═══ Fragmento

La secuencia terminó a pocos metros del avión, en la zona de embarque del aeropuerto de Menorca, donde un hombre fue detenido cuando intentaba salir de España con su hija de corta edad después de una presunta agresión machista contra la madre de la menor.
Todo comenzó con la denuncia presentada por la mujer en la comisaría de Ciutadella, donde relató que la discusión en el apartamento vacacional donde se alojaban derivó en un puñetazo en la cara mientras él le exigía que le entregara a la niña.
La gravedad del relato no quedó solo en la agresión denunciada, sino en lo que ocurrió después, porque al despertar a la mañana siguiente la mujer descubrió que su pareja ya no estaba en el hotel y que también habían desaparecido la menor, las maletas y dinero.

══════
═══ Entradas extraídas

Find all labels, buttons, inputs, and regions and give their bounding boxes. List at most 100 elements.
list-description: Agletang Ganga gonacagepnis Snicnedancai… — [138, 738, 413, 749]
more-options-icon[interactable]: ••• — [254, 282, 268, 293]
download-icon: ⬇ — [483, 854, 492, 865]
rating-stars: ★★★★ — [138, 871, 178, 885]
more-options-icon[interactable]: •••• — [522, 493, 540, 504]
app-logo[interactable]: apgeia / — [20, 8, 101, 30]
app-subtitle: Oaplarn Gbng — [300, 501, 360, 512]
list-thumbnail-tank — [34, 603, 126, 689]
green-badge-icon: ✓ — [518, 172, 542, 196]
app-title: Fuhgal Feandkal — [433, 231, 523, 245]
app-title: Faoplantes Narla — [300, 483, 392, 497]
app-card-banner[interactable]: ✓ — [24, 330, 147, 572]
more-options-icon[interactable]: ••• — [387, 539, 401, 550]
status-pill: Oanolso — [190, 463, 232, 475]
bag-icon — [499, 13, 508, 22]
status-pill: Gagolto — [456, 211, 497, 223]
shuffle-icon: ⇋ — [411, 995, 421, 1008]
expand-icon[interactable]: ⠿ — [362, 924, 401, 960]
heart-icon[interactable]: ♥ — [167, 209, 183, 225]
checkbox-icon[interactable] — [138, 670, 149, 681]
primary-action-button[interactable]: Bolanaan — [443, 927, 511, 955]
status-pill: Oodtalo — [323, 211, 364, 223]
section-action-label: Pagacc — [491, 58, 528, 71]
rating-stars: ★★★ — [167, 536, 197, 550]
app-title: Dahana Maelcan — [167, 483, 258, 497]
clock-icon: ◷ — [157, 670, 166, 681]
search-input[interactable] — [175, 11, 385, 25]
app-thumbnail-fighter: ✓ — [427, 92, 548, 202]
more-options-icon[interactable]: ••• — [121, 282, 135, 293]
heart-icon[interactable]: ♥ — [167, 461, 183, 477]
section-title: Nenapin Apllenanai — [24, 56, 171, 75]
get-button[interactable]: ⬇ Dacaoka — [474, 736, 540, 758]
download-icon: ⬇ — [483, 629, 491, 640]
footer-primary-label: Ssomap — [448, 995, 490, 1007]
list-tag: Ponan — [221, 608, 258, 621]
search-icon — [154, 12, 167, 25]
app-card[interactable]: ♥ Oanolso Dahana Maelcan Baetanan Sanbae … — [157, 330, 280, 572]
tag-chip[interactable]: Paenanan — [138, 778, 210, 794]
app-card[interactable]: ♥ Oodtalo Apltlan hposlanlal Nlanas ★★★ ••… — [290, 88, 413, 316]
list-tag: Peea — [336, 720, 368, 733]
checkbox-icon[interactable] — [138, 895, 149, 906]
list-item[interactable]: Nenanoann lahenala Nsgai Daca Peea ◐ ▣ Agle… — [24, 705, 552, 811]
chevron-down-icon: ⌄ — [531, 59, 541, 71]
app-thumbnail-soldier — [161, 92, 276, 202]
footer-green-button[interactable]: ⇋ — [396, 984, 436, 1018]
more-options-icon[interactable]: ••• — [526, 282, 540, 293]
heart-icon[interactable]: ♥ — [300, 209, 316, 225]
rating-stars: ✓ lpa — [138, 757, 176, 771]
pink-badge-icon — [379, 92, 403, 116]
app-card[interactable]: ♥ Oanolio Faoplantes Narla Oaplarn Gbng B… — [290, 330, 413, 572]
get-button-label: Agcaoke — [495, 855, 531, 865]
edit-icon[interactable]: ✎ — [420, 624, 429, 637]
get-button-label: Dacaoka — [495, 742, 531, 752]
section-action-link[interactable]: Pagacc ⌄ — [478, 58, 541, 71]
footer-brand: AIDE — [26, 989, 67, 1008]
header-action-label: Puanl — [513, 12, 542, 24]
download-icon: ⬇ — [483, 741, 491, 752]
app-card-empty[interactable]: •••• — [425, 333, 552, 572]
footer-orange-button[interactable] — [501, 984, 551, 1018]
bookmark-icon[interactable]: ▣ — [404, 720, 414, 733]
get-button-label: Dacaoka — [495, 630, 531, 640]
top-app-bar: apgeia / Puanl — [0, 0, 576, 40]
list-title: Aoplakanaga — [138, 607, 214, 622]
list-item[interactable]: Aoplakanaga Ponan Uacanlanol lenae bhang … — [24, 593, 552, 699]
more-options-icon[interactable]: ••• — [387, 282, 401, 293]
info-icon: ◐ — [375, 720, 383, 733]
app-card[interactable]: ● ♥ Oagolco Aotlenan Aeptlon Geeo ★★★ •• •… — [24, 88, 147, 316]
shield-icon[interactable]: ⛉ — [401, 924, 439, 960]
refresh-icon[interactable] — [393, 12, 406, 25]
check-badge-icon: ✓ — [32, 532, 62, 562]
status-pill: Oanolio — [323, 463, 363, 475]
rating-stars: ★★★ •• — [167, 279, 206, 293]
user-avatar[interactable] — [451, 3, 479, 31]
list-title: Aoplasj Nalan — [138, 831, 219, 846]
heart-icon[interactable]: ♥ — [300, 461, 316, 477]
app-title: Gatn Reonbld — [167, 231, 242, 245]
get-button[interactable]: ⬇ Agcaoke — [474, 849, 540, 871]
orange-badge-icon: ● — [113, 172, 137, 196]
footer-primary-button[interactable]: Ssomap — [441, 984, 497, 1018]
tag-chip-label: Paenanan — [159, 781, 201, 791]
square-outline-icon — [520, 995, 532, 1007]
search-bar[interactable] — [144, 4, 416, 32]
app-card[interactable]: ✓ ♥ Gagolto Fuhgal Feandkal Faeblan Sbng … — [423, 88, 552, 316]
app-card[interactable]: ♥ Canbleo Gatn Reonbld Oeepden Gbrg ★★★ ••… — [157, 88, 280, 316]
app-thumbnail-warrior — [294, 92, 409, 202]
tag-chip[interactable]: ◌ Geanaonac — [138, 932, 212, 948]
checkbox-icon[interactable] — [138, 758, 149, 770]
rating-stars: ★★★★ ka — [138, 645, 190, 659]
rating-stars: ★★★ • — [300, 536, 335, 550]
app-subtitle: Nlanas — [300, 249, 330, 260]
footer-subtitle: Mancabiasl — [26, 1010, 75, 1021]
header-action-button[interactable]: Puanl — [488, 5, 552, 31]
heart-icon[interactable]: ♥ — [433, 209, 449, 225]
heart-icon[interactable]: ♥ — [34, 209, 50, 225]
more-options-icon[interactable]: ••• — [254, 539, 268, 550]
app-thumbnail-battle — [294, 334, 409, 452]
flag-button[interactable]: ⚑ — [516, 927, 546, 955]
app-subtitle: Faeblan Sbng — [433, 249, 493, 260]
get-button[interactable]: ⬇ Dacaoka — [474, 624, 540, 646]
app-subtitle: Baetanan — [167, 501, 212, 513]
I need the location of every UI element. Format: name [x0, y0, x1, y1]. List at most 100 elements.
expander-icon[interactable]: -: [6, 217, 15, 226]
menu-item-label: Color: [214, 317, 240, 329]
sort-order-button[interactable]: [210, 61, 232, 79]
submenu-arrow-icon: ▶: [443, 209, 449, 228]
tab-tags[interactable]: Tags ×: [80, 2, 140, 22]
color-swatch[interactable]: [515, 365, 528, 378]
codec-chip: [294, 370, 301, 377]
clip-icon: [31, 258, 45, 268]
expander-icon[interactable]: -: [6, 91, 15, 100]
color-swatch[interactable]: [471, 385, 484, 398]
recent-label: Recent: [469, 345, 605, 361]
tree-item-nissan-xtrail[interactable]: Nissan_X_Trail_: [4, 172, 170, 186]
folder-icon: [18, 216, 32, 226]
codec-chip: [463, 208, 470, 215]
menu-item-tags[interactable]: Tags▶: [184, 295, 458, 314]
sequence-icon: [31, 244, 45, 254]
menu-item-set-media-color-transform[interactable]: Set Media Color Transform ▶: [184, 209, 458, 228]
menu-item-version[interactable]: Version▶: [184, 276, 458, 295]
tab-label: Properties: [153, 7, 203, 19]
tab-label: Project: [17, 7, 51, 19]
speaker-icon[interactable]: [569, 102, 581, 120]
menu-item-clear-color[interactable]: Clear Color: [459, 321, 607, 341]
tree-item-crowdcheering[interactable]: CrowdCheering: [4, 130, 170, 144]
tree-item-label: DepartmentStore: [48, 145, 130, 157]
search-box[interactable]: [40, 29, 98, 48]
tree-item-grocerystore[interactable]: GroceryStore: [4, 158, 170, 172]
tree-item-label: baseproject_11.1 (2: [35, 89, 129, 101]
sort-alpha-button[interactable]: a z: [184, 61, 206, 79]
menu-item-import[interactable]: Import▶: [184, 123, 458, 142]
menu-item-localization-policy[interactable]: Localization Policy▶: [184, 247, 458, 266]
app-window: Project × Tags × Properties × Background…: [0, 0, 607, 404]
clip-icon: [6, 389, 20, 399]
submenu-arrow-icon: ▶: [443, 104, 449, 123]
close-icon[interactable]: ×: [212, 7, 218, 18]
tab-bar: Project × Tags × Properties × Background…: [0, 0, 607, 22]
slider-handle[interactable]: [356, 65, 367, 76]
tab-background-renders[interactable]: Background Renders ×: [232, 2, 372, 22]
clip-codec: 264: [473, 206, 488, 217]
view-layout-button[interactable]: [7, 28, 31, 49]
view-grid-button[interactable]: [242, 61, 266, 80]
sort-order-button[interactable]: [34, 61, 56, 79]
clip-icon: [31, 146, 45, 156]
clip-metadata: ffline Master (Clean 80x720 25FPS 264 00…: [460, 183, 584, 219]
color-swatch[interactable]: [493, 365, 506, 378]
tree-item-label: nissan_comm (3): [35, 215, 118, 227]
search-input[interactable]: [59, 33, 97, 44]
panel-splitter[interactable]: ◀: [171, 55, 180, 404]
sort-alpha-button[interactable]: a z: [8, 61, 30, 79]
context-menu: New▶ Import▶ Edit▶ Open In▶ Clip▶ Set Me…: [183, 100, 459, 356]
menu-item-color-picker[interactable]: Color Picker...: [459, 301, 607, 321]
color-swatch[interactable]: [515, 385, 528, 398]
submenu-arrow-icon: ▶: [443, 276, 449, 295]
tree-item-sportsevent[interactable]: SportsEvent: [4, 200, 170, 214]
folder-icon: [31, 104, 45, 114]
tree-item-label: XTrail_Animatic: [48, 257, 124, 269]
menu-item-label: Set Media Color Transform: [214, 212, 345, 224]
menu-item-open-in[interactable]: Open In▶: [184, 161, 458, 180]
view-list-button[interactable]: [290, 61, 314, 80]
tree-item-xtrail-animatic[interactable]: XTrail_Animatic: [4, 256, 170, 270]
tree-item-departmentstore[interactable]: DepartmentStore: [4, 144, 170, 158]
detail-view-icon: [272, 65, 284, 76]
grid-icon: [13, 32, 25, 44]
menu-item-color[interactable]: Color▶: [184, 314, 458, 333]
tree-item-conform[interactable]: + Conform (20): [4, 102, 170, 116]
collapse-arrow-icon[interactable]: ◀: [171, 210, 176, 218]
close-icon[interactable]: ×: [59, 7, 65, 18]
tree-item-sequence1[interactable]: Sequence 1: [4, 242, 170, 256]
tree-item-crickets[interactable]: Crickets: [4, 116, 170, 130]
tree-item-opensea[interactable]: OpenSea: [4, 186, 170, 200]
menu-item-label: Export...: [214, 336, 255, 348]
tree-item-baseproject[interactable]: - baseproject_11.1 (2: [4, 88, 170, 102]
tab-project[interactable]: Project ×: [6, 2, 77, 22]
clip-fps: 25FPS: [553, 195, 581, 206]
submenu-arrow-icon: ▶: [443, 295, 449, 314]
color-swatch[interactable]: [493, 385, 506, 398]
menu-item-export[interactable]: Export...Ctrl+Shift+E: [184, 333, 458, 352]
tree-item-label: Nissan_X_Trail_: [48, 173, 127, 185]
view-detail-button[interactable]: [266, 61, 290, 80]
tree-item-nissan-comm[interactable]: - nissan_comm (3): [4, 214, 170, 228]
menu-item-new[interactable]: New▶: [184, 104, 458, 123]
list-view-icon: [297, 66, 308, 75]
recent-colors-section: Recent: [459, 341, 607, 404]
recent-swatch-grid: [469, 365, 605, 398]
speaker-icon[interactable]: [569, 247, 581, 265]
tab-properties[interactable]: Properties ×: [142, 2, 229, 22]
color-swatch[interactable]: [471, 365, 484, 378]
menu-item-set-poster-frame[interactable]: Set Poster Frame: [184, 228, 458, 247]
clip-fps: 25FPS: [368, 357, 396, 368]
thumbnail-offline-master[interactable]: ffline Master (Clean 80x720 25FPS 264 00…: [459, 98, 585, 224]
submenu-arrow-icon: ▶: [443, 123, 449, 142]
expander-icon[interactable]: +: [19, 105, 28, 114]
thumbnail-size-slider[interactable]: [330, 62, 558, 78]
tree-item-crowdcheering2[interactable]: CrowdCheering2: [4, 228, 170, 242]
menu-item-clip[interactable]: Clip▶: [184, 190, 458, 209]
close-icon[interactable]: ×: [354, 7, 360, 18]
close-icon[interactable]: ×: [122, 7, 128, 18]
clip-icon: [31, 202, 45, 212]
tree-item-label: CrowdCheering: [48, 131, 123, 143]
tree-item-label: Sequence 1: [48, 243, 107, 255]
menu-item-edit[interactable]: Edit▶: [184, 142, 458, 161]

══════

Qué hacer>
1/ Según la noticia sobre la detención en el aeropuerto de Menorca, ¿en qué comisaría presentó la mujer la denuncia?
2/ Copia de la noticia sobre la detención en el aeropuerto de Menorca el tramo que va desde "La gravedad del" hasta "maletas y dinero.".
3/ Sigue escribiendo la noticia sobre la detención en el aeropuerto de Menorca justo después de su última frase.
Los ítems no hacen falta para nada de esto.

Resultados del ejercicio>
1/ En la comisaría de Ciutadella.

2/
La gravedad del relato no quedó solo en la agresión denunciada, sino en lo que ocurrió después, porque al despertar a la mañana siguiente la mujer descubrió que su pareja ya no estaba en el hotel y que también habían desaparecido la menor, las maletas y dinero.

3/
Ese hallazgo convirtió el caso en una carrera contrarreloj, ya que la madre no solo denunciaba la violencia sufrida, sino también la sustracción de la niña sin su consentimiento, un escenario que disparó la intervención urgente de la Policía Nacional.
Las primeras comprobaciones situaron al sospechoso camino del aeropuerto de Menorca, en Mahón, lo que llevó a coordinar de inmediato a los agentes de Ciutadella con los destinados en la terminal para impedir que la salida del país se consumara.
Cuando los policías llegaron a la zona de embarque localizaron al hombre acompañado por la menor y varios familiares, justo antes de la salida del vuelo que, de acuerdo con la investigación inicial, iba a utilizar para abandonar España.
La intervención se cerró allí mismo con la detención del sospechoso y con una orden inmediata a la compañía aérea para inmovilizar el equipaje que ya había sido facturado, evitando que la fuga siguiera adelante por cualquier otra vía.
Mientras el arresto se formalizaba, la niña quedó bajo protección policial hasta ser entregada de nuevo a su madre, una medida esencial en un caso marcado al mismo tiempo por la violencia contra la mujer y por el riesgo de separación forzada de la menor.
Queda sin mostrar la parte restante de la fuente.